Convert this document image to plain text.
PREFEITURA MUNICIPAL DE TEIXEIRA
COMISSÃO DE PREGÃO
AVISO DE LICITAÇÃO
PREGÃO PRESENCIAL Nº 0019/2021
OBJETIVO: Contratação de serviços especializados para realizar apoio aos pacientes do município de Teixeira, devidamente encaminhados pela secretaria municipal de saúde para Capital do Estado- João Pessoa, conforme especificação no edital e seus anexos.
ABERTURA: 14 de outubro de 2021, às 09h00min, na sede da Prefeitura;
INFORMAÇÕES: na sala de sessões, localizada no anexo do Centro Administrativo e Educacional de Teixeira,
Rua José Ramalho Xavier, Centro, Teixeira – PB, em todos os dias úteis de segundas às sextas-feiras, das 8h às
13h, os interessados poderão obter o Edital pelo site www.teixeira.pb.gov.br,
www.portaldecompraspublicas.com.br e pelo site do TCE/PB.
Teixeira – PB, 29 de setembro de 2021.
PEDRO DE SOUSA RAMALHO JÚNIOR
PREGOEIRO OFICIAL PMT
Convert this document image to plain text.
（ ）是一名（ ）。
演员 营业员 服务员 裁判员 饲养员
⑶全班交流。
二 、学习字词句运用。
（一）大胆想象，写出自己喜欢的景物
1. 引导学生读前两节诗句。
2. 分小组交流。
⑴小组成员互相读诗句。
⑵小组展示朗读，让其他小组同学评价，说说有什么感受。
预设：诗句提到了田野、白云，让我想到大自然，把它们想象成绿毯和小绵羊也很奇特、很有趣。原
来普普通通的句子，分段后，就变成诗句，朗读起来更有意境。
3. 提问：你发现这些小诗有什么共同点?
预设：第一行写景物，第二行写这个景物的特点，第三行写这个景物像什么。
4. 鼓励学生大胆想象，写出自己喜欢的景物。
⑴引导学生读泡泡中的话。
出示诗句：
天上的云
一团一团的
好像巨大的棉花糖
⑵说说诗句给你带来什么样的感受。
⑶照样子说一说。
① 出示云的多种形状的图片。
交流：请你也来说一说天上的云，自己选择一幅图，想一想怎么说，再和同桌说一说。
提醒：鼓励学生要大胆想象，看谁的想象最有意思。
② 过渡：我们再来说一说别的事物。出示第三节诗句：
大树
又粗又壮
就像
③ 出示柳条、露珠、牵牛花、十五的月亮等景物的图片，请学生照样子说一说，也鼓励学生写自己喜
########
[Goal of the exercise] Only lines with "写出自己喜欢的景物" are wanted here; list each of them.

[Reply to the exercise]
（一）大胆想象，写出自己喜欢的景物
4. 鼓励学生大胆想象，写出自己喜欢的景物。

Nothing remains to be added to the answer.